WHAT THIS TASK INVOLVES:
Find the lines holding the word "went" and collect them.

DATA EXTRACT:

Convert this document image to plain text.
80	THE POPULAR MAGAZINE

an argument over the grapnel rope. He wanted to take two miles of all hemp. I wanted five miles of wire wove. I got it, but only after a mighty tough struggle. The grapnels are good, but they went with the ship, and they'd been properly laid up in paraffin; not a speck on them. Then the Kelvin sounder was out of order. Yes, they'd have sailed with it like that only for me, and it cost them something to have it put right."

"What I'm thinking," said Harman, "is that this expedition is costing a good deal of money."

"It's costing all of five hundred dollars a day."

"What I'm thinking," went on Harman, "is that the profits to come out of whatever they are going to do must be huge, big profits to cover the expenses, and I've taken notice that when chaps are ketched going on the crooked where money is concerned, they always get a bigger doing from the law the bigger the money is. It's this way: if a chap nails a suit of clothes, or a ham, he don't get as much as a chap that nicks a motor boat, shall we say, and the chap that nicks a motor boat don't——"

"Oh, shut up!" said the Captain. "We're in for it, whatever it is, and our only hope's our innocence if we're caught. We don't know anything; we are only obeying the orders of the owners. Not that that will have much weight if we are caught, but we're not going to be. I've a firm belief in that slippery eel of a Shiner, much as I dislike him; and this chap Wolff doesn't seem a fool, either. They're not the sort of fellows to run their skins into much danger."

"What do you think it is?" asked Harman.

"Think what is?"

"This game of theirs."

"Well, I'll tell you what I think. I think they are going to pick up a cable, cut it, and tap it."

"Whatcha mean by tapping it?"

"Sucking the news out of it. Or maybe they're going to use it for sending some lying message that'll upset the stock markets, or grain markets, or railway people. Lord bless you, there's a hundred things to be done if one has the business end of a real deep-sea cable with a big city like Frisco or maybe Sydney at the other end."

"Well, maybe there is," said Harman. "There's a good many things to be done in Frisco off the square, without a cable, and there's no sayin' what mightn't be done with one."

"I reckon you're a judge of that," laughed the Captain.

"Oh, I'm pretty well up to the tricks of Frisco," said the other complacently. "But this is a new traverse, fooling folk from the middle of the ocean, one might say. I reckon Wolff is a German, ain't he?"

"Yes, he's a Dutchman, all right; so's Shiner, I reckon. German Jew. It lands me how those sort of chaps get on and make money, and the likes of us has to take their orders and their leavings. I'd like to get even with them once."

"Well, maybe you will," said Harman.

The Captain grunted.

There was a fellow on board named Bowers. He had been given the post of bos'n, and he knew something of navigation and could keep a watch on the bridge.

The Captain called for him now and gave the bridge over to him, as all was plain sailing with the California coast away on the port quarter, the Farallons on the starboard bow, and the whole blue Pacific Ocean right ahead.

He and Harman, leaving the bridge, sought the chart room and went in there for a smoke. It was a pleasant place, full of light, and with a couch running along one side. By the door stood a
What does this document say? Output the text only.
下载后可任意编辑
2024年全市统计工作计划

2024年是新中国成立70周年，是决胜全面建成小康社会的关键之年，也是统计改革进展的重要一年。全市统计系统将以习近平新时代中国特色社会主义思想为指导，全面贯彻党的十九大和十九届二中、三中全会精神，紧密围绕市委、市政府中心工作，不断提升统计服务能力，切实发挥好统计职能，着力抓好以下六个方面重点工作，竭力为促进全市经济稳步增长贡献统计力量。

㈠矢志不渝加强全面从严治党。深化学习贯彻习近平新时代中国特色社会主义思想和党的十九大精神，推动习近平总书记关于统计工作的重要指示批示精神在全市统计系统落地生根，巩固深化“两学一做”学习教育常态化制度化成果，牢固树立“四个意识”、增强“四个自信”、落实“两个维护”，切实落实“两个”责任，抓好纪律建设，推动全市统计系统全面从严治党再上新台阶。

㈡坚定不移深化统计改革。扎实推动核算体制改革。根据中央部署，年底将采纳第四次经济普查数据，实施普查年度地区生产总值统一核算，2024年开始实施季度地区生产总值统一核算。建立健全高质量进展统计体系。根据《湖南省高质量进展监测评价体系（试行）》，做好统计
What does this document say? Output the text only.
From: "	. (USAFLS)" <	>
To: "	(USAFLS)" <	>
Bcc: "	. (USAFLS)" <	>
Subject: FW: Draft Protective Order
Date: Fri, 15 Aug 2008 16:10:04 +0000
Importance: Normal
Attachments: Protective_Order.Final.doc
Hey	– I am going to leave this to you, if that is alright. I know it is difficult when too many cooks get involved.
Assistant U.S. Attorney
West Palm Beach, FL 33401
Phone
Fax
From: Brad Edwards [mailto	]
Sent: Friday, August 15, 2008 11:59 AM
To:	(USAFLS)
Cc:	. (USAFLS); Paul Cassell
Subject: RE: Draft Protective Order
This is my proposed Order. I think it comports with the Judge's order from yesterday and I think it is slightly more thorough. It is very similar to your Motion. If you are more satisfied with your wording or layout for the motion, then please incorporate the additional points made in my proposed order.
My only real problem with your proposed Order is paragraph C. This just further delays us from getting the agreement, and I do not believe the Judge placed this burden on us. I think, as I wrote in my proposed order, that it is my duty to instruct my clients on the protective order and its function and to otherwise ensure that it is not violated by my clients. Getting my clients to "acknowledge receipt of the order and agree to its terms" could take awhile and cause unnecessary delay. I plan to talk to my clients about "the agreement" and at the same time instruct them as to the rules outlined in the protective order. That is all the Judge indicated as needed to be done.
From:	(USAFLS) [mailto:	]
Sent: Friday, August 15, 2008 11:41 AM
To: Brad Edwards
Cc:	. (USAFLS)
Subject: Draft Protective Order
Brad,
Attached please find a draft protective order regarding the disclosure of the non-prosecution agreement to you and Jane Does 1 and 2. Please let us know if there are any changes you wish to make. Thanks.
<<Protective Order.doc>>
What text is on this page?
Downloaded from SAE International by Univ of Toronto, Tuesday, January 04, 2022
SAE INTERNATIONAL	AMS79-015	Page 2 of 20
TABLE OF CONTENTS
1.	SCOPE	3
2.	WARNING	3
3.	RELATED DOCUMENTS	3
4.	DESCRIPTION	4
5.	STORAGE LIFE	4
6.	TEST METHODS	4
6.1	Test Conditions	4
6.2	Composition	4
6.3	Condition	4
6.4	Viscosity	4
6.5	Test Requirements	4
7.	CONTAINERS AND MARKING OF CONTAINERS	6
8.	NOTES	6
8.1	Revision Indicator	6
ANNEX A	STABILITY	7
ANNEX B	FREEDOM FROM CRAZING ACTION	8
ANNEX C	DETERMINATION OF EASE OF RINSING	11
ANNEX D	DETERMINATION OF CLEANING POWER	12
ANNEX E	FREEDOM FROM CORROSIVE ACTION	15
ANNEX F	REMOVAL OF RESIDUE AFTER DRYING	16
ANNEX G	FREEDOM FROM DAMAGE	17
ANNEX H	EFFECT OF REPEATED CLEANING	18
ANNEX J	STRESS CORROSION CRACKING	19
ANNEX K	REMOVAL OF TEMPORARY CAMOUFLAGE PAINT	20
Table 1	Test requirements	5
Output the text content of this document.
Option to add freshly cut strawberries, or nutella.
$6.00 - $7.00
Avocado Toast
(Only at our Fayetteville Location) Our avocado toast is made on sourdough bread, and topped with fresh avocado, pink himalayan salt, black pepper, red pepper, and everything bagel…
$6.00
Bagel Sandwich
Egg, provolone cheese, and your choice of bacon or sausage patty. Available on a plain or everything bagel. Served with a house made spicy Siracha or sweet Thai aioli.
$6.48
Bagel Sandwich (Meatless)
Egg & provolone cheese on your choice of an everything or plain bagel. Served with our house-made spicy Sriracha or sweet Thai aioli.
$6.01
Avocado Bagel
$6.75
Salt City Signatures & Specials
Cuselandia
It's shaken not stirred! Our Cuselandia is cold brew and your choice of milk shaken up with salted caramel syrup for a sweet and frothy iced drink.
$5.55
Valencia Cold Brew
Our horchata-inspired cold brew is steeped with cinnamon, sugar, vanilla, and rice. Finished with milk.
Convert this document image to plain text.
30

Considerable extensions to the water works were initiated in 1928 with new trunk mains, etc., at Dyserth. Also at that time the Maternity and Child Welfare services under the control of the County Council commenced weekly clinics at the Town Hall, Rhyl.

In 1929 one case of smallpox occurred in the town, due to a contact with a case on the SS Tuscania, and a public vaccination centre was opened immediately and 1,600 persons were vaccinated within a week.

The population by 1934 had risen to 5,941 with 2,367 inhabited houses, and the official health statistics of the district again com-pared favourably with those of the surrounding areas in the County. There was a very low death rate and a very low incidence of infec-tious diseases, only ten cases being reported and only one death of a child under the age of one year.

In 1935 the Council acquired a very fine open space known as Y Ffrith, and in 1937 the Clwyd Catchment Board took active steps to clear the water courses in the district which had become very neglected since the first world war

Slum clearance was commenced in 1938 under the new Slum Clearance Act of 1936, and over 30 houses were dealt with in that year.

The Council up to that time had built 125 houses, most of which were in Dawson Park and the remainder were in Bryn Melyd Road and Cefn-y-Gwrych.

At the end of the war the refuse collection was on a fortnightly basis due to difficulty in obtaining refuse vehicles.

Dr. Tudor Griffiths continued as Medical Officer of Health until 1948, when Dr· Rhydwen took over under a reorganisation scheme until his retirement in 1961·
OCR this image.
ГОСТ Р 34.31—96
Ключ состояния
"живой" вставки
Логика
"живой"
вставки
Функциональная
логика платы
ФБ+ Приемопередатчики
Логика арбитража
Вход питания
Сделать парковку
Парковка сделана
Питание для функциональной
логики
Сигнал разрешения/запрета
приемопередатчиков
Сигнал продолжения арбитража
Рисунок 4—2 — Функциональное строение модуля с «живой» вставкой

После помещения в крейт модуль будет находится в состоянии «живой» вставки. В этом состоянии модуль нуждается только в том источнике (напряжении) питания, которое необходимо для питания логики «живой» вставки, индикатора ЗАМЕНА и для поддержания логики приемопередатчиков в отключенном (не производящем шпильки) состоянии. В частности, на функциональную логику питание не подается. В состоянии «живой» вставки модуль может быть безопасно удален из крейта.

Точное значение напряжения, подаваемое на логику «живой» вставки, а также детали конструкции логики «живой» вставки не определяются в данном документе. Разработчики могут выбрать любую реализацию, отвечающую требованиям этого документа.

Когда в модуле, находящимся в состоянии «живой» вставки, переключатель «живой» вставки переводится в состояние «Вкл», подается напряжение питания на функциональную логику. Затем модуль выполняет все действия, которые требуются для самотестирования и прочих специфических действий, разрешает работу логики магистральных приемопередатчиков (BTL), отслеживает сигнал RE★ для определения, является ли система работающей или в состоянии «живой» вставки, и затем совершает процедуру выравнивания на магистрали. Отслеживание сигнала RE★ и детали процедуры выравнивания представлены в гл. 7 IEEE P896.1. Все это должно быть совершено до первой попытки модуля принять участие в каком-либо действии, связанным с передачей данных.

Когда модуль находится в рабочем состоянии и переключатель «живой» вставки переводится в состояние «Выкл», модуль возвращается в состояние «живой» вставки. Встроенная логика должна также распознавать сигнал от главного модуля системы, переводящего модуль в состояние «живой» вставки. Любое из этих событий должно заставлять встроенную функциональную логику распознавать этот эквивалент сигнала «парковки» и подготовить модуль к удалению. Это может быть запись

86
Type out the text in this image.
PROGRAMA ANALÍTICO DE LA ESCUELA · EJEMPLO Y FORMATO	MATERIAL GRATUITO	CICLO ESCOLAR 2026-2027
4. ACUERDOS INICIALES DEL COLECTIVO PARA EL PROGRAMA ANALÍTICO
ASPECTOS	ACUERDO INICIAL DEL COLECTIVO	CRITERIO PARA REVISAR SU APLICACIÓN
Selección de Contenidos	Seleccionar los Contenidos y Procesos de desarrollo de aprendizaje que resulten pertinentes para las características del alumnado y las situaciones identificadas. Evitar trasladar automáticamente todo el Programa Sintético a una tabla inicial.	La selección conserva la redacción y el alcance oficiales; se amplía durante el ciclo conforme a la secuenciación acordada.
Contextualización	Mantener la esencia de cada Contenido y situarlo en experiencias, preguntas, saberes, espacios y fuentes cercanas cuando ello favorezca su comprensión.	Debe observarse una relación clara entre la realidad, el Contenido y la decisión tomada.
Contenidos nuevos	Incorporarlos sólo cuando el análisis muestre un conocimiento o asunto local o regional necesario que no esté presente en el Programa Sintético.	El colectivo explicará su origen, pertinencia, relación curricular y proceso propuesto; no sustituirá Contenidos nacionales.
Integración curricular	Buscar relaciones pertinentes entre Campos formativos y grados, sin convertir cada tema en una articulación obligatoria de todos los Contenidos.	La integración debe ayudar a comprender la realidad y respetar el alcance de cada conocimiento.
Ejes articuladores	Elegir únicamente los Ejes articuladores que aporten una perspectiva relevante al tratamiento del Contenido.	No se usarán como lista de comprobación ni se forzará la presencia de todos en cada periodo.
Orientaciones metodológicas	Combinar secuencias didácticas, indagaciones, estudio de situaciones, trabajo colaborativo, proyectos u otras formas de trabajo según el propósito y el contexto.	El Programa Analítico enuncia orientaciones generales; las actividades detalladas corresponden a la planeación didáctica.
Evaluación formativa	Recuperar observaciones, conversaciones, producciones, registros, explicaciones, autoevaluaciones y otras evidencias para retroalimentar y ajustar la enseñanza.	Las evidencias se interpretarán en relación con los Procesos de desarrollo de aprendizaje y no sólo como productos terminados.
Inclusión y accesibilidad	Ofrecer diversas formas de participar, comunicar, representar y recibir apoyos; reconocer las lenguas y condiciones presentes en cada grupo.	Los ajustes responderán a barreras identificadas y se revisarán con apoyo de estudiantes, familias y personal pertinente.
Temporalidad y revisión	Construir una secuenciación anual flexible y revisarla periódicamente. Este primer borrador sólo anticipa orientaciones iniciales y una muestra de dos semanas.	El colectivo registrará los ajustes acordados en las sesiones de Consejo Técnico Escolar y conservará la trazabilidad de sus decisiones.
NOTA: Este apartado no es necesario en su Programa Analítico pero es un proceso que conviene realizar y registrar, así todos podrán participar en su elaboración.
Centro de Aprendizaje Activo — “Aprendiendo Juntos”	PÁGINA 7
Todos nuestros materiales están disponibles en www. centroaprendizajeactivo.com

TASK RESPONSE:
an argument over the grapnel rope. He wanted to take two miles of all hemp. I wanted five miles of wire wove. I got it, but only after a mighty tough struggle. The grapnels are good, but they went with the ship, and they'd been properly laid up in paraffin; not a speck on them. Then the Kelvin sounder was out of order. Yes, they'd have sailed with it like that only for me, and it cost them something to have it put right."
"What I'm thinking," went on Harman, "is that the profits to come out of whatever they are going to do must be huge, big profits to cover the expenses, and I've taken notice that when chaps are ketched going on the crooked where money is concerned, they always get a bigger doing from the law the bigger the money is. It's this way: if a chap nails a suit of clothes, or a ham, he don't get as much as a chap that nicks a motor boat, shall we say, and the chap that nicks a motor boat don't——"
He and Harman, leaving the bridge, sought the chart room and went in there for a smoke. It was a pleasant place, full of light, and with a couch running along one side. By the door stood a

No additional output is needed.